» **Problem to solve**
Your task is to extract every entry that follows word for word while excluding the pictures.

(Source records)
--------------------------------------------------

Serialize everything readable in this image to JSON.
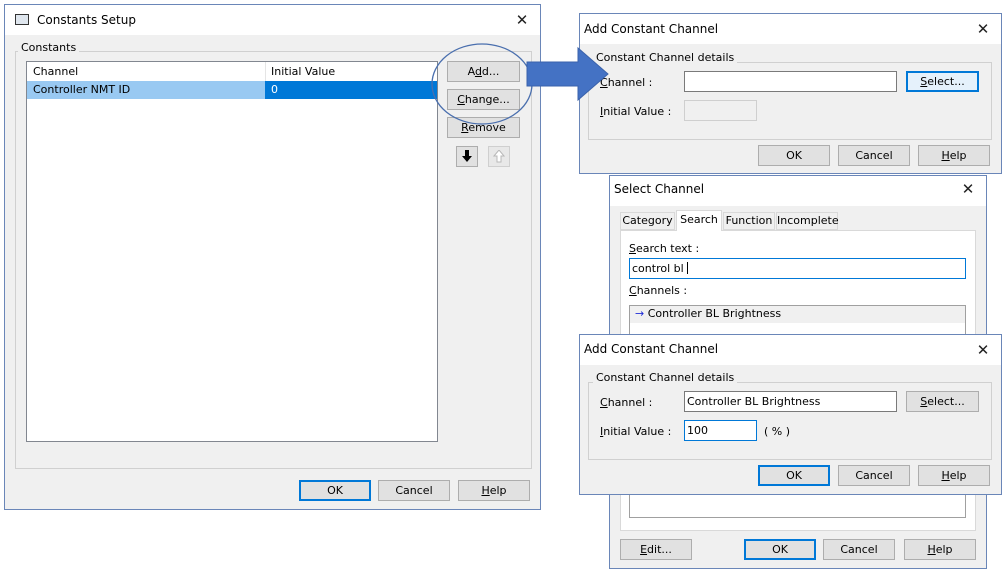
{
  "constants_setup": {
    "title": "Constants Setup",
    "group_label": "Constants",
    "columns": [
      "Channel",
      "Initial Value"
    ],
    "rows": [
      {
        "channel": "Controller NMT ID",
        "value": "0"
      }
    ],
    "add_prefix": "A",
    "add_underlined": "d",
    "add_suffix": "d...",
    "change_prefix": "",
    "change_underlined": "C",
    "change_suffix": "hange...",
    "remove_prefix": "",
    "remove_underlined": "R",
    "remove_suffix": "emove",
    "ok": "OK",
    "cancel": "Cancel",
    "help_prefix": "",
    "help_underlined": "H",
    "help_suffix": "elp",
    "down_icon": "arrow-down-icon",
    "up_icon": "arrow-up-icon"
  },
  "add_channel_empty": {
    "title": "Add Constant Channel",
    "group_label": "Constant Channel details",
    "channel_underlined": "C",
    "channel_suffix": "hannel :",
    "initial_underlined": "I",
    "initial_suffix": "nitial Value :",
    "channel_value": "",
    "select_prefix": "",
    "select_underlined": "S",
    "select_suffix": "elect...",
    "ok": "OK",
    "cancel": "Cancel",
    "help_prefix": "",
    "help_underlined": "H",
    "help_suffix": "elp"
  },
  "select_channel": {
    "title": "Select Channel",
    "tabs": [
      "Category",
      "Search",
      "Function",
      "Incomplete"
    ],
    "active_tab": "Search",
    "search_underlined": "S",
    "search_suffix": "earch text :",
    "search_value": "control bl",
    "channels_underlined": "C",
    "channels_suffix": "hannels :",
    "results": [
      "Controller BL Brightness"
    ],
    "edit_prefix": "",
    "edit_underlined": "E",
    "edit_suffix": "dit...",
    "ok": "OK",
    "cancel": "Cancel",
    "help_prefix": "",
    "help_underlined": "H",
    "help_suffix": "elp"
  },
  "add_channel_filled": {
    "title": "Add Constant Channel",
    "group_label": "Constant Channel details",
    "channel_underlined": "C",
    "channel_suffix": "hannel :",
    "initial_underlined": "I",
    "initial_suffix": "nitial Value :",
    "channel_value": "Controller BL Brightness",
    "initial_value": "100",
    "unit": "( % )",
    "select_prefix": "",
    "select_underlined": "S",
    "select_suffix": "elect...",
    "ok": "OK",
    "cancel": "Cancel",
    "help_prefix": "",
    "help_underlined": "H",
    "help_suffix": "elp"
  },
  "colors": {
    "selection": "#0078d7",
    "selection_light": "#99c9f2",
    "arrow": "#4472c4",
    "focus": "#0078d7"
  }
}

--------------------------------------------------

» **Task result**
Serialize everything readable in this image to JSON.
{
  "constants_setup": {
    "title": "Constants Setup",
    "group_label": "Constants",
    "columns": [
      "Channel",
      "Initial Value"
    ],
    "rows": [
      {
        "channel": "Controller NMT ID",
        "value": "0"
      }
    ],
    "add_prefix": "A",
    "add_underlined": "d",
    "add_suffix": "d...",
    "change_prefix": "",
    "change_underlined": "C",
    "change_suffix": "hange...",
    "remove_prefix": "",
    "remove_underlined": "R",
    "remove_suffix": "emove",
    "ok": "OK",
    "cancel": "Cancel",
    "help_prefix": "",
    "help_underlined": "H",
    "help_suffix": "elp",
    "down_icon": "arrow-down-icon",
    "up_icon": "arrow-up-icon"
  },
  "add_channel_empty": {
    "title": "Add Constant Channel",
    "group_label": "Constant Channel details",
    "channel_underlined": "C",
    "channel_suffix": "hannel :",
    "initial_underlined": "I",
    "initial_suffix": "nitial Value :",
    "channel_value": "",
    "select_prefix": "",
    "select_underlined": "S",
    "select_suffix": "elect...",
    "ok": "OK",
    "cancel": "Cancel",
    "help_prefix": "",
    "help_underlined": "H",
    "help_suffix": "elp"
  },
  "select_channel": {
    "title": "Select Channel",
    "tabs": [
      "Category",
      "Search",
      "Function",
      "Incomplete"
    ],
    "active_tab": "Search",
    "search_underlined": "S",
    "search_suffix": "earch text :",
    "search_value": "control bl",
    "channels_underlined": "C",
    "channels_suffix": "hannels :",
    "results": [
      "Controller BL Brightness"
    ],
    "edit_prefix": "",
    "edit_underlined": "E",
    "edit_suffix": "dit...",
    "ok": "OK",
    "cancel": "Cancel",
    "help_prefix": "",
    "help_underlined": "H",
    "help_suffix": "elp"
  },
  "add_channel_filled": {
    "title": "Add Constant Channel",
    "group_label": "Constant Channel details",
    "channel_underlined": "C",
    "channel_suffix": "hannel :",
    "initial_underlined": "I",
    "initial_suffix": "nitial Value :",
    "channel_value": "Controller BL Brightness",
    "initial_value": "100",
    "unit": "( % )",
    "select_prefix": "",
    "select_underlined": "S",
    "select_suffix": "elect...",
    "ok": "OK",
    "cancel": "Cancel",
    "help_prefix": "",
    "help_underlined": "H",
    "help_suffix": "elp"
  },
  "colors": {
    "selection": "#0078d7",
    "selection_light": "#99c9f2",
    "arrow": "#4472c4",
    "focus": "#0078d7"
  }
}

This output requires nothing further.